■ Data provided ■
## START

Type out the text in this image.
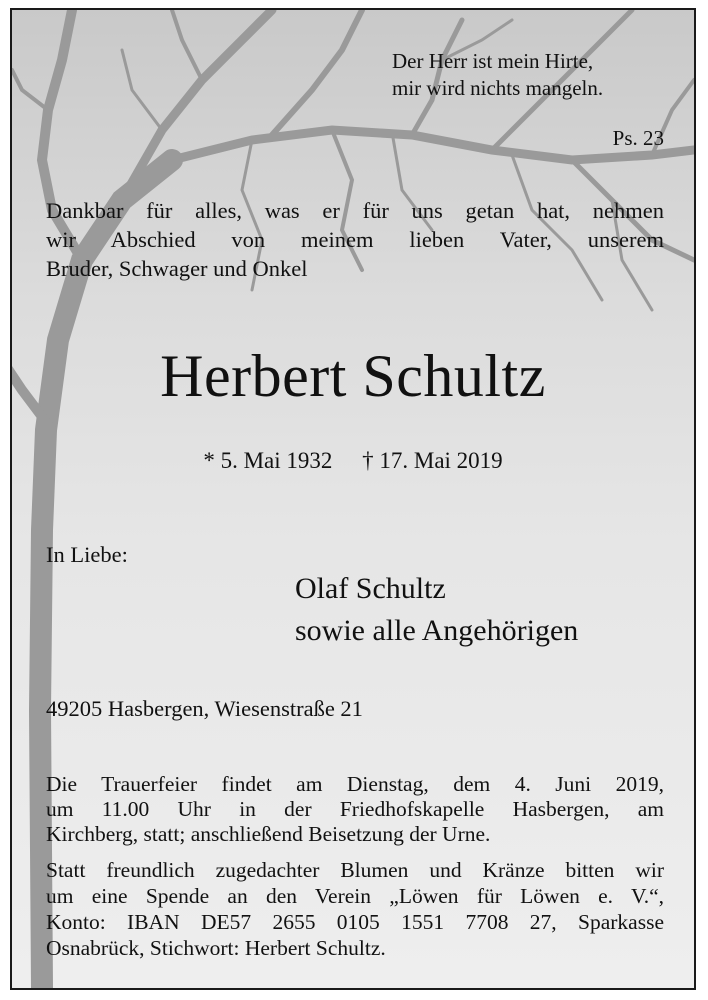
Der Herr ist mein Hirte,
mir wird nichts mangeln.
Ps. 23
Dankbar für alles, was er für uns getan hat, nehmen
wir Abschied von meinem lieben Vater, unserem
Bruder, Schwager und Onkel
Herbert Schultz
* 5. Mai 1932 † 17. Mai 2019
In Liebe:
Olaf Schultz
sowie alle Angehörigen
49205 Hasbergen, Wiesenstraße 21
Die Trauerfeier findet am Dienstag, dem 4. Juni 2019,
um 11.00 Uhr in der Friedhofskapelle Hasbergen, am
Kirchberg, statt; anschließend Beisetzung der Urne.
Statt freundlich zugedachter Blumen und Kränze bitten wir
um eine Spende an den Verein „Löwen für Löwen e. V.“,
Konto: IBAN DE57 2655 0105 1551 7708 27, Sparkasse
Osnabrück, Stichwort: Herbert Schultz.
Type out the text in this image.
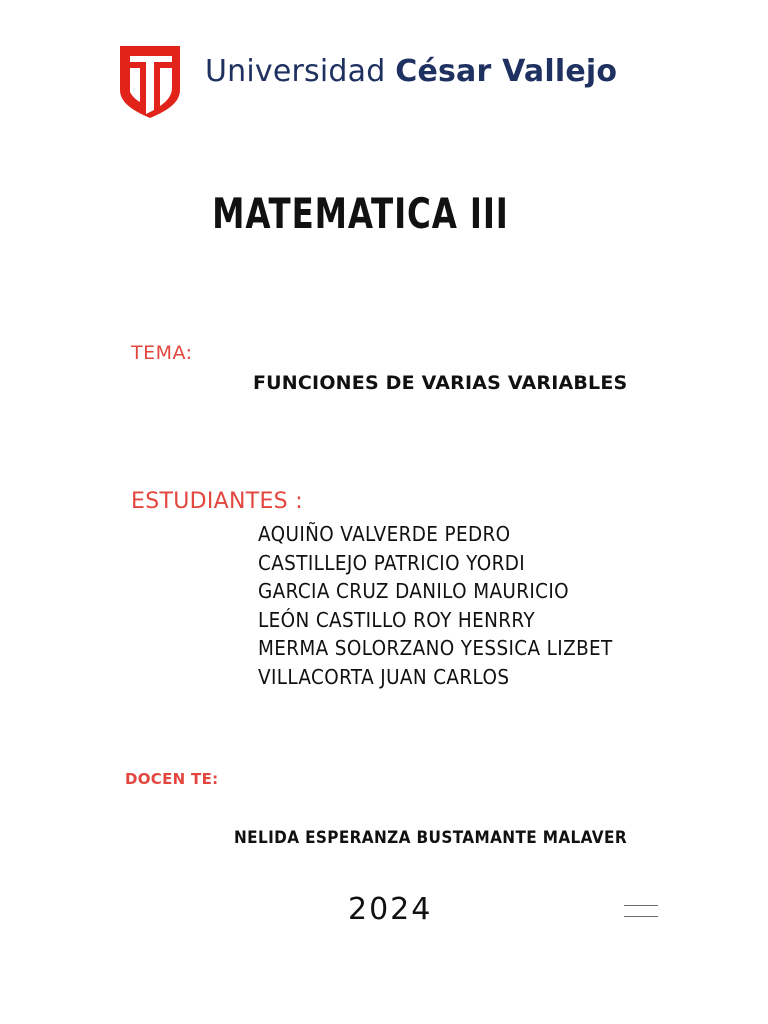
Universidad César Vallejo
MATEMATICA III
TEMA:
FUNCIONES DE VARIAS VARIABLES
ESTUDIANTES :
AQUIÑO VALVERDE PEDRO
CASTILLEJO PATRICIO YORDI
GARCIA CRUZ DANILO MAURICIO
LEÓN CASTILLO ROY HENRRY
MERMA SOLORZANO YESSICA LIZBET
VILLACORTA JUAN CARLOS
DOCEN TE:
NELIDA ESPERANZA BUSTAMANTE MALAVER
2024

## END

■ Brief ■
Copy out all of the data word for word. Do not carry over any picture.

■ Output for this task ■
Type out the text in this image.
Der Herr ist mein Hirte,
mir wird nichts mangeln.
Ps. 23
Dankbar für alles, was er für uns getan hat, nehmen
wir Abschied von meinem lieben Vater, unserem
Bruder, Schwager und Onkel
Herbert Schultz
* 5. Mai 1932 † 17. Mai 2019
In Liebe:
Olaf Schultz
sowie alle Angehörigen
49205 Hasbergen, Wiesenstraße 21
Die Trauerfeier findet am Dienstag, dem 4. Juni 2019,
um 11.00 Uhr in der Friedhofskapelle Hasbergen, am
Kirchberg, statt; anschließend Beisetzung der Urne.
Statt freundlich zugedachter Blumen und Kränze bitten wir
um eine Spende an den Verein „Löwen für Löwen e. V.“,
Konto: IBAN DE57 2655 0105 1551 7708 27, Sparkasse
Osnabrück, Stichwort: Herbert Schultz.
Type out the text in this image.
Universidad César Vallejo
MATEMATICA III
TEMA:
FUNCIONES DE VARIAS VARIABLES
ESTUDIANTES :
AQUIÑO VALVERDE PEDRO
CASTILLEJO PATRICIO YORDI
GARCIA CRUZ DANILO MAURICIO
LEÓN CASTILLO ROY HENRRY
MERMA SOLORZANO YESSICA LIZBET
VILLACORTA JUAN CARLOS
DOCEN TE:
NELIDA ESPERANZA BUSTAMANTE MALAVER
2024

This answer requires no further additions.